(Region boundary data)

- - -

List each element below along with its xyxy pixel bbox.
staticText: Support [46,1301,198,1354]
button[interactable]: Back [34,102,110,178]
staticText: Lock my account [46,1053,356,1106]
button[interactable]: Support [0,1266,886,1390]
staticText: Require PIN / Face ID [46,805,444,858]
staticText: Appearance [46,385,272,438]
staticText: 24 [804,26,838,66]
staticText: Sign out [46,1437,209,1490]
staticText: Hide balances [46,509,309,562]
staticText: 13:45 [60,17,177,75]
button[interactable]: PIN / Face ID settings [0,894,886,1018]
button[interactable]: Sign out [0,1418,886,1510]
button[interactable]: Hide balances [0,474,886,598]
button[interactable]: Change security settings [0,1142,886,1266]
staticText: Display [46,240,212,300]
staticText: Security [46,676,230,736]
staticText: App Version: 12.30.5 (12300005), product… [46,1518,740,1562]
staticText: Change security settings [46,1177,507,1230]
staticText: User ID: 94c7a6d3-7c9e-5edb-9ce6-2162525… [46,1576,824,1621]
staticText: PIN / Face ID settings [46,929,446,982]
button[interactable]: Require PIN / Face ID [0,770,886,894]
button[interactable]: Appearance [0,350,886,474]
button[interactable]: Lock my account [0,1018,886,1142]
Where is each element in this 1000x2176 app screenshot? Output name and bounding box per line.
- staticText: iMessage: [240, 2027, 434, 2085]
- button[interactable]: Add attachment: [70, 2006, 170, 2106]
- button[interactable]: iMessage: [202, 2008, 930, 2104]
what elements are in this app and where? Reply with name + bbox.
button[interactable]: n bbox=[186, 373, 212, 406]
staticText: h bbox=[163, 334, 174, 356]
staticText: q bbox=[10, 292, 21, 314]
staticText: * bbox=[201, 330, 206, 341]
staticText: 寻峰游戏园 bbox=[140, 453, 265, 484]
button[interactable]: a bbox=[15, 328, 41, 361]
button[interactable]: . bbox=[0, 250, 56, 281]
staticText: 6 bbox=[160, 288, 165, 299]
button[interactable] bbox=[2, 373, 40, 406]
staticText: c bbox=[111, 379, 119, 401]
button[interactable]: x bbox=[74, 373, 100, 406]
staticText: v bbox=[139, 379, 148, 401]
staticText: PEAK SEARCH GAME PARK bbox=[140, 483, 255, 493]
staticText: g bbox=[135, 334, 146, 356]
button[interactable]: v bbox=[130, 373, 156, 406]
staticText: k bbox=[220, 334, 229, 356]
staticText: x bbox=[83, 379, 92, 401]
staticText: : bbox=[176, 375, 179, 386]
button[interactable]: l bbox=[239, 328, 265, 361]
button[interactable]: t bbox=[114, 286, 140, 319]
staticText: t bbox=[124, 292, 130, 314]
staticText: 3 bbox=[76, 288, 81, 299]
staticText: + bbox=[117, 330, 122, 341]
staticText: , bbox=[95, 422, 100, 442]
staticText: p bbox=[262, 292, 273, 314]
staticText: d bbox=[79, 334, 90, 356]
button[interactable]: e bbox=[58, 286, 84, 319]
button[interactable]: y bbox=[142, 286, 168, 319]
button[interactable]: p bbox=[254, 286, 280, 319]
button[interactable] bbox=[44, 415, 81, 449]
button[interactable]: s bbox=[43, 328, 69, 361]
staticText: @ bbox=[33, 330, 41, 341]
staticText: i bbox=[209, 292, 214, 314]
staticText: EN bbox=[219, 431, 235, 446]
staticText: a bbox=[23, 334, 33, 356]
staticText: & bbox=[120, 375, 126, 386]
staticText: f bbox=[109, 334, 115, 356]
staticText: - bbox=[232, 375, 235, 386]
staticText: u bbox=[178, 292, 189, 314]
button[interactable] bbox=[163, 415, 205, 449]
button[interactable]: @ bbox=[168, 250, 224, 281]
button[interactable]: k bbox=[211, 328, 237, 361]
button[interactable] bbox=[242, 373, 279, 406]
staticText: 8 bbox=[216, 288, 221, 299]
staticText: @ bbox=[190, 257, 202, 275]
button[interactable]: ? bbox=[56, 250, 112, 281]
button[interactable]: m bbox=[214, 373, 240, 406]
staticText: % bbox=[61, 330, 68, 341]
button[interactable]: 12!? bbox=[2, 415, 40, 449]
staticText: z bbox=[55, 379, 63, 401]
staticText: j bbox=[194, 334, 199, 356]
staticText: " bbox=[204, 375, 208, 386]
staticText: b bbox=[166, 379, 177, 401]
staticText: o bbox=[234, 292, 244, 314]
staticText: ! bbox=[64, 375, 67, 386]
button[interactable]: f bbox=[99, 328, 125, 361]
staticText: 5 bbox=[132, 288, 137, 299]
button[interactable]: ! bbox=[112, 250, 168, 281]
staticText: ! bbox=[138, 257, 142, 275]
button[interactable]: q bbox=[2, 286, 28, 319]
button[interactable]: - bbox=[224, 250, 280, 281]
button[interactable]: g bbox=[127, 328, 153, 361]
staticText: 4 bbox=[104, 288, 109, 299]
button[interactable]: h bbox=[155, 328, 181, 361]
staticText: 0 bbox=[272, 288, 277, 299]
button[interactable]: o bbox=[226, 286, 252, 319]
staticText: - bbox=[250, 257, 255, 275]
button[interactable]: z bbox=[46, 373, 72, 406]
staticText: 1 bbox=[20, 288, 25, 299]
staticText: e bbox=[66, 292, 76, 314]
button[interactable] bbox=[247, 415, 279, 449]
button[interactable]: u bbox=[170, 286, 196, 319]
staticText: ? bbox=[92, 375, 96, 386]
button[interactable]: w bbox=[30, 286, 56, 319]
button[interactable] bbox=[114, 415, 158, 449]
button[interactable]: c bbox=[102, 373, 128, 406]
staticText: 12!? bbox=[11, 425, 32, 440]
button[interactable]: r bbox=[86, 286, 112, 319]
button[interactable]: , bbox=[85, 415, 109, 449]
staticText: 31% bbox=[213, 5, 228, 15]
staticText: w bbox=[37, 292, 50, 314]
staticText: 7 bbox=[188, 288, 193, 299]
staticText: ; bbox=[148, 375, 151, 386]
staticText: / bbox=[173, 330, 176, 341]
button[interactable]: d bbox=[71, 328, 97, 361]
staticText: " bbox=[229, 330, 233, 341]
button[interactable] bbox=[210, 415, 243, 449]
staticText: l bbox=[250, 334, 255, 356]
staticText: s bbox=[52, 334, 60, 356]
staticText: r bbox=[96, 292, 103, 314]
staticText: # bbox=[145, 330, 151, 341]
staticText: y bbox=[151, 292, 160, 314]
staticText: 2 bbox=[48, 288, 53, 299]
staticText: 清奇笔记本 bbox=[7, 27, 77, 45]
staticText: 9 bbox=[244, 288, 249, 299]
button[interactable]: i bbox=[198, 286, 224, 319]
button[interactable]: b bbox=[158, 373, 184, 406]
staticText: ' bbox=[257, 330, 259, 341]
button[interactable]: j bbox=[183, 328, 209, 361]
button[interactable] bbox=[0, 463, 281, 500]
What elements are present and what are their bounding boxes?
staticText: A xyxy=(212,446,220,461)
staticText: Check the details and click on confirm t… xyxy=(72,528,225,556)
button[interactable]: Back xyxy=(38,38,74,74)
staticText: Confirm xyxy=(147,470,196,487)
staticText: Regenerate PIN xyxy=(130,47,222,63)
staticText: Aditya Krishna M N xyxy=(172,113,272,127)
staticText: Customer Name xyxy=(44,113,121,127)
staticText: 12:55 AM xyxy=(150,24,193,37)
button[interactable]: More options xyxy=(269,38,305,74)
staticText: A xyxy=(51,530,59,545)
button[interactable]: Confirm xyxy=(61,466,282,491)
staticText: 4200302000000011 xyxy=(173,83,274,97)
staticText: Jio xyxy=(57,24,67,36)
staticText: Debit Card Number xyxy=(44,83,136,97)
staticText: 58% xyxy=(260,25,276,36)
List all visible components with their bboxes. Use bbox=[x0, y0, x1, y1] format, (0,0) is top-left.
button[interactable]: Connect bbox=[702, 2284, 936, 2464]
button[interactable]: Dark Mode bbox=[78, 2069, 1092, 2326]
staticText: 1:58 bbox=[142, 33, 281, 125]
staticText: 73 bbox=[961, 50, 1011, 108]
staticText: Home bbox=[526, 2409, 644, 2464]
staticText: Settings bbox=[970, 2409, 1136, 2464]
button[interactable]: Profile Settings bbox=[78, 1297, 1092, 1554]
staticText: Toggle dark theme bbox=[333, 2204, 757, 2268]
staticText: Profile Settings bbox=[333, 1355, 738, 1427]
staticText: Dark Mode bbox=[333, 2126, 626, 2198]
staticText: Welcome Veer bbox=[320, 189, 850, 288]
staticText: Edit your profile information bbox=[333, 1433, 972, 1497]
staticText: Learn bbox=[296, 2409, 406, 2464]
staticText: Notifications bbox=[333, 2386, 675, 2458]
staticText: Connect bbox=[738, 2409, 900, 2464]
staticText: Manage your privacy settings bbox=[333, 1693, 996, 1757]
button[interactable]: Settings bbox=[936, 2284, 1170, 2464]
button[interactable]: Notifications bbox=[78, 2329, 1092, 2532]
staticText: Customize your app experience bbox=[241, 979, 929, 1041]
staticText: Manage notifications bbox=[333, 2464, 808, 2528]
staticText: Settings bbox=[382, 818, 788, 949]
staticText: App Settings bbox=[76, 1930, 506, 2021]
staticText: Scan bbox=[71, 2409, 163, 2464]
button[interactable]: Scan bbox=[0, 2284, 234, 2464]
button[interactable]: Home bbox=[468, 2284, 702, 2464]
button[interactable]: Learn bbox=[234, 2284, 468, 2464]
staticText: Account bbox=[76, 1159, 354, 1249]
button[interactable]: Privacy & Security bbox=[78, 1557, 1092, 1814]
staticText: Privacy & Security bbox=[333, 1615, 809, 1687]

- - -

• **Directions**
Substitute "Log out" for "Sign out" in the lines from the first one through the line containing "button[interactable]: x bbox=[74, 373, 100, 406]", inclusive. Give those lines back with nothing else changed.

• **Answer for this exercise**
List each element below along with its xyxy pixel bbox.
staticText: Support [46,1301,198,1354]
button[interactable]: Back [34,102,110,178]
staticText: Lock my account [46,1053,356,1106]
button[interactable]: Support [0,1266,886,1390]
staticText: Require PIN / Face ID [46,805,444,858]
staticText: Appearance [46,385,272,438]
staticText: 24 [804,26,838,66]
staticText: Log out [46,1437,209,1490]
staticText: Hide balances [46,509,309,562]
staticText: 13:45 [60,17,177,75]
button[interactable]: PIN / Face ID settings [0,894,886,1018]
button[interactable]: Log out [0,1418,886,1510]
button[interactable]: Hide balances [0,474,886,598]
button[interactable]: Change security settings [0,1142,886,1266]
staticText: Display [46,240,212,300]
staticText: Security [46,676,230,736]
staticText: App Version: 12.30.5 (12300005), product… [46,1518,740,1562]
staticText: Change security settings [46,1177,507,1230]
staticText: User ID: 94c7a6d3-7c9e-5edb-9ce6-2162525… [46,1576,824,1621]
staticText: PIN / Face ID settings [46,929,446,982]
button[interactable]: Require PIN / Face ID [0,770,886,894]
button[interactable]: Appearance [0,350,886,474]
button[interactable]: Lock my account [0,1018,886,1142]
Where is each element in this 1000x2176 app screenshot? Output name and bounding box per line.
- staticText: iMessage: [240, 2027, 434, 2085]
- button[interactable]: Add attachment: [70, 2006, 170, 2106]
- button[interactable]: iMessage: [202, 2008, 930, 2104]
what elements are in this app and where? Reply with name + bbox.
button[interactable]: n bbox=[186, 373, 212, 406]
staticText: h bbox=[163, 334, 174, 356]
staticText: q bbox=[10, 292, 21, 314]
staticText: * bbox=[201, 330, 206, 341]
staticText: 寻峰游戏园 bbox=[140, 453, 265, 484]
button[interactable]: a bbox=[15, 328, 41, 361]
button[interactable]: . bbox=[0, 250, 56, 281]
staticText: 6 bbox=[160, 288, 165, 299]
button[interactable] bbox=[2, 373, 40, 406]
staticText: c bbox=[111, 379, 119, 401]
button[interactable]: x bbox=[74, 373, 100, 406]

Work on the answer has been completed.